Pick out each line containing the string "have" and copy it.

(Records from a dataset)
⁂

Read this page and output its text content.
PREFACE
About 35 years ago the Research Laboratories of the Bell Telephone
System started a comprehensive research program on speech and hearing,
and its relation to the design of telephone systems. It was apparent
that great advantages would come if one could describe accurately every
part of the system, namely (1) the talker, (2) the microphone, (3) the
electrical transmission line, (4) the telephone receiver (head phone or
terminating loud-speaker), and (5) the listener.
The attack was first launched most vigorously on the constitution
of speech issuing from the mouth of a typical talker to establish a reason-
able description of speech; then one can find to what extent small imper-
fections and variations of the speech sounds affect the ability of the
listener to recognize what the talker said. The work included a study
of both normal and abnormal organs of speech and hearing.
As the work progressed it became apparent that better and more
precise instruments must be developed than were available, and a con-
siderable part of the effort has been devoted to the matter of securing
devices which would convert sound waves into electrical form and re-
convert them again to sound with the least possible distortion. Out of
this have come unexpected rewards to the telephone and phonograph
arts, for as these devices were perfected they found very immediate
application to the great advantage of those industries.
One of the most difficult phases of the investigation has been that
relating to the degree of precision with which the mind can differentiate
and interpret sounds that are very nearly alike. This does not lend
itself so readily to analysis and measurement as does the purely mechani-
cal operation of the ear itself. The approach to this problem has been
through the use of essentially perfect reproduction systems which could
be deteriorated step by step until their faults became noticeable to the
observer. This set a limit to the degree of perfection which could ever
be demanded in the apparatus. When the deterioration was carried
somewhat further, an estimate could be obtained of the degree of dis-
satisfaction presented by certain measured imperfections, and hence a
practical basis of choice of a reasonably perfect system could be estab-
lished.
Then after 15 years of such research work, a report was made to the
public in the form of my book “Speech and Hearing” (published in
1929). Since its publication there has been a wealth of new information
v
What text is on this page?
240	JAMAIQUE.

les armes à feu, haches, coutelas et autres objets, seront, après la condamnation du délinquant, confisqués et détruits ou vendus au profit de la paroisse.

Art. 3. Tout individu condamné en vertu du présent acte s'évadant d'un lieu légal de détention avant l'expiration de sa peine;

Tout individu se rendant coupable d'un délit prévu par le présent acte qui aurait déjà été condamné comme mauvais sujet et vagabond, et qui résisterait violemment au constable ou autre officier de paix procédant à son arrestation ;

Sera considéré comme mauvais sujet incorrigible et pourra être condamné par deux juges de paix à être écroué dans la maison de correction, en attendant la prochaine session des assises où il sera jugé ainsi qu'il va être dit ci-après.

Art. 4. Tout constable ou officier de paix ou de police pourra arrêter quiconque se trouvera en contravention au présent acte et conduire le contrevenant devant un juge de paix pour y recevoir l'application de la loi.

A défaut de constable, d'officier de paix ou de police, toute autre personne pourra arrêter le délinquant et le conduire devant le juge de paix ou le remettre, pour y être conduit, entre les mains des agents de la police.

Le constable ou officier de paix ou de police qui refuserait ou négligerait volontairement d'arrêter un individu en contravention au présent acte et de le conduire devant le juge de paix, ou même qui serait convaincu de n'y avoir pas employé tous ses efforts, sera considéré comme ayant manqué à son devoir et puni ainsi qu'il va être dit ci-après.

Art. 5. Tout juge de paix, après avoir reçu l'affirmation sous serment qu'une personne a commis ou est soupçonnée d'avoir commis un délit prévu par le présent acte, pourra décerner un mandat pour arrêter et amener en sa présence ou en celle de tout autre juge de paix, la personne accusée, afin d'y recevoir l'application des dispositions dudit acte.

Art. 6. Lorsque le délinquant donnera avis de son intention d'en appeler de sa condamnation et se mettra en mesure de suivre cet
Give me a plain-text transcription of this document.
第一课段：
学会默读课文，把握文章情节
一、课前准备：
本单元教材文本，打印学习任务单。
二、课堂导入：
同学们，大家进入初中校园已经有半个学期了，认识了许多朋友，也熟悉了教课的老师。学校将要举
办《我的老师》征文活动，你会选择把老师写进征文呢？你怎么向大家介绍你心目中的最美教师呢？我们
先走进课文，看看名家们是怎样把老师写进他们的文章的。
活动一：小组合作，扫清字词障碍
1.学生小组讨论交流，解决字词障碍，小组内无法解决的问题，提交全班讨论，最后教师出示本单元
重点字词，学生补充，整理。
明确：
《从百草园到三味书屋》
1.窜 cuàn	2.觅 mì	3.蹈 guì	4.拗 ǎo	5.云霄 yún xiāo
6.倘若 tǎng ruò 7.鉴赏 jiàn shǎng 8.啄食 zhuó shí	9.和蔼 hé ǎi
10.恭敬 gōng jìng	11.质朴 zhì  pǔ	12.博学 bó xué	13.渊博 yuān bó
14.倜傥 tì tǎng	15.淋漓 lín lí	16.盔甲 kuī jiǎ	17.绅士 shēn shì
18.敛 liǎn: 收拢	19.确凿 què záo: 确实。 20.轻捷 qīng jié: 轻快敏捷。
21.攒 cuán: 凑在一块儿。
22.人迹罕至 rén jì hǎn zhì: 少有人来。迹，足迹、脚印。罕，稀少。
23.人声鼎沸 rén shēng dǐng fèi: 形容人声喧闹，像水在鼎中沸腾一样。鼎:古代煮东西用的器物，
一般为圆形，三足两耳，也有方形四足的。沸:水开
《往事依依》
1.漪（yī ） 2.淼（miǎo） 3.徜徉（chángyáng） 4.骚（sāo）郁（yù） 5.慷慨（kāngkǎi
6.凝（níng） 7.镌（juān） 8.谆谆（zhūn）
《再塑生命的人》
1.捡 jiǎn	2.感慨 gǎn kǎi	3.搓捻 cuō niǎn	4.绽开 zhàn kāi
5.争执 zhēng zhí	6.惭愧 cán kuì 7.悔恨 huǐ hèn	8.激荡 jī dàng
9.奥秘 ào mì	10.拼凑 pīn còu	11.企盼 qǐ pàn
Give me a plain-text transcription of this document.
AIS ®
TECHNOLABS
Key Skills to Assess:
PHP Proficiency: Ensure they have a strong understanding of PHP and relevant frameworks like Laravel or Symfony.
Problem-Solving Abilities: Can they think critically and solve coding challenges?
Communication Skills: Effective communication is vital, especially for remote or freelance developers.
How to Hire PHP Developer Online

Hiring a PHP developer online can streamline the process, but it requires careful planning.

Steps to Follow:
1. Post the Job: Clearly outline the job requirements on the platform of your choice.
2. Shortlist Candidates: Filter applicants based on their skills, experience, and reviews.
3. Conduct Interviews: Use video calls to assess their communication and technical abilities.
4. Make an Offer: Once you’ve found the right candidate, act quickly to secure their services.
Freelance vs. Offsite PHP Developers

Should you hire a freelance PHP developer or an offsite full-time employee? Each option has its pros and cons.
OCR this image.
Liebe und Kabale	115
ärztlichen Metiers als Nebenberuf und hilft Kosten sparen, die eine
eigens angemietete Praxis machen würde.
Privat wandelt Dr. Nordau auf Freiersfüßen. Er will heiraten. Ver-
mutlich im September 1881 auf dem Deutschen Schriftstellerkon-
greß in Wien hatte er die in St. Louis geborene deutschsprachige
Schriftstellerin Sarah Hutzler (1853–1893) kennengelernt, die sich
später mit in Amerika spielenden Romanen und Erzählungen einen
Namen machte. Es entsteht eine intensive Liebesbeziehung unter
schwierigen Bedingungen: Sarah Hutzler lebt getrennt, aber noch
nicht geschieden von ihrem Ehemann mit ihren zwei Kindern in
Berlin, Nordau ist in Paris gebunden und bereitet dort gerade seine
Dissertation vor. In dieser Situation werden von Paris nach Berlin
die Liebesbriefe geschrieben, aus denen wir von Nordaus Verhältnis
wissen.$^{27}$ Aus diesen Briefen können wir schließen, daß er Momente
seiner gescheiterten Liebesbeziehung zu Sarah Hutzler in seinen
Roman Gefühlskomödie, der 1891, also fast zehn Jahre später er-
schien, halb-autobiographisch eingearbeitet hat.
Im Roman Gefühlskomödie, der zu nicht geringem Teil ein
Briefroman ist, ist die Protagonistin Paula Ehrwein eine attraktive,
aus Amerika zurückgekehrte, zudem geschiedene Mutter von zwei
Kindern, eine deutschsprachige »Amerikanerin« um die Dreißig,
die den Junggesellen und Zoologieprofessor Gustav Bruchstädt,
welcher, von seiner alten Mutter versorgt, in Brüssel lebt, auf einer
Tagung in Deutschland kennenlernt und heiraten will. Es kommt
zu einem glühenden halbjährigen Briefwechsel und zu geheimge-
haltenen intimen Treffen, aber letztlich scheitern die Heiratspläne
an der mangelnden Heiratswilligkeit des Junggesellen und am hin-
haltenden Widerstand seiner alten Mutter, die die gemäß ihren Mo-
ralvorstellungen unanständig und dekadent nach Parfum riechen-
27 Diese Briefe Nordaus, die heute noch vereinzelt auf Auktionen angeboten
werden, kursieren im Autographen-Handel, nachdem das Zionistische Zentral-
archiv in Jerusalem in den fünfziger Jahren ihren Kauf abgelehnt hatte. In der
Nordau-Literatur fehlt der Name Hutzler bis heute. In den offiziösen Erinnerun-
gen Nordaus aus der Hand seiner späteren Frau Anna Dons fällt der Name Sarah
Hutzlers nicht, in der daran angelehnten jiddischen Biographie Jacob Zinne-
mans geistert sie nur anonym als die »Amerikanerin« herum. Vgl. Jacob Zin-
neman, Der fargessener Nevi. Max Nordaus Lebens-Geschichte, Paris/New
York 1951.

⁂

**Solution below**.
this have come unexpected rewards to the telephone and phonograph
PHP Proficiency: Ensure they have a strong understanding of PHP and relevant frameworks like Laravel or Symfony.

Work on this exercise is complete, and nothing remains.